• Requirement:
Retype the material that follows, keeping every word as it is.

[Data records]
"""
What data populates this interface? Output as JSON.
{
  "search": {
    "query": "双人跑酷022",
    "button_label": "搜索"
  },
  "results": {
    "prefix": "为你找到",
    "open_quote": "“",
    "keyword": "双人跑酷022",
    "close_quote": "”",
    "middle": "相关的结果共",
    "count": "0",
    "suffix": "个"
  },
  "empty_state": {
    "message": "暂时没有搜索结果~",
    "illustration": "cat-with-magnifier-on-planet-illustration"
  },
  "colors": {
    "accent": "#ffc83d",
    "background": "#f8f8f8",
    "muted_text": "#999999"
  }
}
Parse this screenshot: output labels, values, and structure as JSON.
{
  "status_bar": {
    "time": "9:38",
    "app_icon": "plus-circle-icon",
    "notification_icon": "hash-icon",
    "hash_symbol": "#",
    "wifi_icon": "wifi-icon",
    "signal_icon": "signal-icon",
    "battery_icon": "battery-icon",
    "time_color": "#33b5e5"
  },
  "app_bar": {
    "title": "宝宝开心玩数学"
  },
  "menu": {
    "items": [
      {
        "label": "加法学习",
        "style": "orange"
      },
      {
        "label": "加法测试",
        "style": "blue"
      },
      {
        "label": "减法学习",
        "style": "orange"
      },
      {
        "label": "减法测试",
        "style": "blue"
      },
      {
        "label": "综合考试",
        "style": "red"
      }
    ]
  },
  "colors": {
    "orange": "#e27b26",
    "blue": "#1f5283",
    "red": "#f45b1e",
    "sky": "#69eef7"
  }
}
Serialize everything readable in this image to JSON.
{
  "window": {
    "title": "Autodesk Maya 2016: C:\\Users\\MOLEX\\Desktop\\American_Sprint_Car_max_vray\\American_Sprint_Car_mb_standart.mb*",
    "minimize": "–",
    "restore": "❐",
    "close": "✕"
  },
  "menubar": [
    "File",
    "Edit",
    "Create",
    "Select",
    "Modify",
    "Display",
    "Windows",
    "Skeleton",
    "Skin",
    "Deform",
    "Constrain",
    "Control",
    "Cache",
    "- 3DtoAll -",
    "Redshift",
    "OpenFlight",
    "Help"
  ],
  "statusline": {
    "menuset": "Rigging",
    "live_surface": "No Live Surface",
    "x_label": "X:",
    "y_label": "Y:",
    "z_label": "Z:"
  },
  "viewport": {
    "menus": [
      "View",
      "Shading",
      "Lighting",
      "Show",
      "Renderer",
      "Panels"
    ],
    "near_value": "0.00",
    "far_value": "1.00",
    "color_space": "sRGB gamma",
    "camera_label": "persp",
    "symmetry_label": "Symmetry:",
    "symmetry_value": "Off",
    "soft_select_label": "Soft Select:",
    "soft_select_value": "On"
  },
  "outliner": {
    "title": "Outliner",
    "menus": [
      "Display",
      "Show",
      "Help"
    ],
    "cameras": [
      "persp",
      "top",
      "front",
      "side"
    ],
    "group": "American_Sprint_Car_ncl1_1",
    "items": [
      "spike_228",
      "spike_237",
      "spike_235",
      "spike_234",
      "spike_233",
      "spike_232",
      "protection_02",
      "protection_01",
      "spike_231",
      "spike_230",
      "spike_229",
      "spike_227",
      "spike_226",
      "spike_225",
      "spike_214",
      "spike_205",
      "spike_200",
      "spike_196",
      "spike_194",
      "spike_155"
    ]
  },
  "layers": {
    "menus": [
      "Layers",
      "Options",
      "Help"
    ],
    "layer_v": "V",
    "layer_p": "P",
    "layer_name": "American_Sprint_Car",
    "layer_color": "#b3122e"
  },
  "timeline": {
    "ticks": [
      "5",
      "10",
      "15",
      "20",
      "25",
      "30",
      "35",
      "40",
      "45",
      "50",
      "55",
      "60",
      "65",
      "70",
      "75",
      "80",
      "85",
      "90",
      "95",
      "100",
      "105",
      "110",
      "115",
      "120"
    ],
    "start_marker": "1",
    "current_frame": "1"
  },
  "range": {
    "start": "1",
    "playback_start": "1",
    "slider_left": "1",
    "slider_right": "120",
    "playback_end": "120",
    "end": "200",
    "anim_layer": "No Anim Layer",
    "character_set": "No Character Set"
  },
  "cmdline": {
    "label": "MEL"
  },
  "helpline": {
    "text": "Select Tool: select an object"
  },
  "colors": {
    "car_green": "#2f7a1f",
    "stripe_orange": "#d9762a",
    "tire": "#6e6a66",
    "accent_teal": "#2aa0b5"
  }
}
"""
• Correct result:
What data populates this interface? Output as JSON.
{
  "search": {
    "query": "双人跑酷022",
    "button_label": "搜索"
  },
  "results": {
    "prefix": "为你找到",
    "open_quote": "“",
    "keyword": "双人跑酷022",
    "close_quote": "”",
    "middle": "相关的结果共",
    "count": "0",
    "suffix": "个"
  },
  "empty_state": {
    "message": "暂时没有搜索结果~",
    "illustration": "cat-with-magnifier-on-planet-illustration"
  },
  "colors": {
    "accent": "#ffc83d",
    "background": "#f8f8f8",
    "muted_text": "#999999"
  }
}
Parse this screenshot: output labels, values, and structure as JSON.
{
  "status_bar": {
    "time": "9:38",
    "app_icon": "plus-circle-icon",
    "notification_icon": "hash-icon",
    "hash_symbol": "#",
    "wifi_icon": "wifi-icon",
    "signal_icon": "signal-icon",
    "battery_icon": "battery-icon",
    "time_color": "#33b5e5"
  },
  "app_bar": {
    "title": "宝宝开心玩数学"
  },
  "menu": {
    "items": [
      {
        "label": "加法学习",
        "style": "orange"
      },
      {
        "label": "加法测试",
        "style": "blue"
      },
      {
        "label": "减法学习",
        "style": "orange"
      },
      {
        "label": "减法测试",
        "style": "blue"
      },
      {
        "label": "综合考试",
        "style": "red"
      }
    ]
  },
  "colors": {
    "orange": "#e27b26",
    "blue": "#1f5283",
    "red": "#f45b1e",
    "sky": "#69eef7"
  }
}
Serialize everything readable in this image to JSON.
{
  "window": {
    "title": "Autodesk Maya 2016: C:\\Users\\MOLEX\\Desktop\\American_Sprint_Car_max_vray\\American_Sprint_Car_mb_standart.mb*",
    "minimize": "–",
    "restore": "❐",
    "close": "✕"
  },
  "menubar": [
    "File",
    "Edit",
    "Create",
    "Select",
    "Modify",
    "Display",
    "Windows",
    "Skeleton",
    "Skin",
    "Deform",
    "Constrain",
    "Control",
    "Cache",
    "- 3DtoAll -",
    "Redshift",
    "OpenFlight",
    "Help"
  ],
  "statusline": {
    "menuset": "Rigging",
    "live_surface": "No Live Surface",
    "x_label": "X:",
    "y_label": "Y:",
    "z_label": "Z:"
  },
  "viewport": {
    "menus": [
      "View",
      "Shading",
      "Lighting",
      "Show",
      "Renderer",
      "Panels"
    ],
    "near_value": "0.00",
    "far_value": "1.00",
    "color_space": "sRGB gamma",
    "camera_label": "persp",
    "symmetry_label": "Symmetry:",
    "symmetry_value": "Off",
    "soft_select_label": "Soft Select:",
    "soft_select_value": "On"
  },
  "outliner": {
    "title": "Outliner",
    "menus": [
      "Display",
      "Show",
      "Help"
    ],
    "cameras": [
      "persp",
      "top",
      "front",
      "side"
    ],
    "group": "American_Sprint_Car_ncl1_1",
    "items": [
      "spike_228",
      "spike_237",
      "spike_235",
      "spike_234",
      "spike_233",
      "spike_232",
      "protection_02",
      "protection_01",
      "spike_231",
      "spike_230",
      "spike_229",
      "spike_227",
      "spike_226",
      "spike_225",
      "spike_214",
      "spike_205",
      "spike_200",
      "spike_196",
      "spike_194",
      "spike_155"
    ]
  },
  "layers": {
    "menus": [
      "Layers",
      "Options",
      "Help"
    ],
    "layer_v": "V",
    "layer_p": "P",
    "layer_name": "American_Sprint_Car",
    "layer_color": "#b3122e"
  },
  "timeline": {
    "ticks": [
      "5",
      "10",
      "15",
      "20",
      "25",
      "30",
      "35",
      "40",
      "45",
      "50",
      "55",
      "60",
      "65",
      "70",
      "75",
      "80",
      "85",
      "90",
      "95",
      "100",
      "105",
      "110",
      "115",
      "120"
    ],
    "start_marker": "1",
    "current_frame": "1"
  },
  "range": {
    "start": "1",
    "playback_start": "1",
    "slider_left": "1",
    "slider_right": "120",
    "playback_end": "120",
    "end": "200",
    "anim_layer": "No Anim Layer",
    "character_set": "No Character Set"
  },
  "cmdline": {
    "label": "MEL"
  },
  "helpline": {
    "text": "Select Tool: select an object"
  },
  "colors": {
    "car_green": "#2f7a1f",
    "stripe_orange": "#d9762a",
    "tire": "#6e6a66",
    "accent_teal": "#2aa0b5"
  }
}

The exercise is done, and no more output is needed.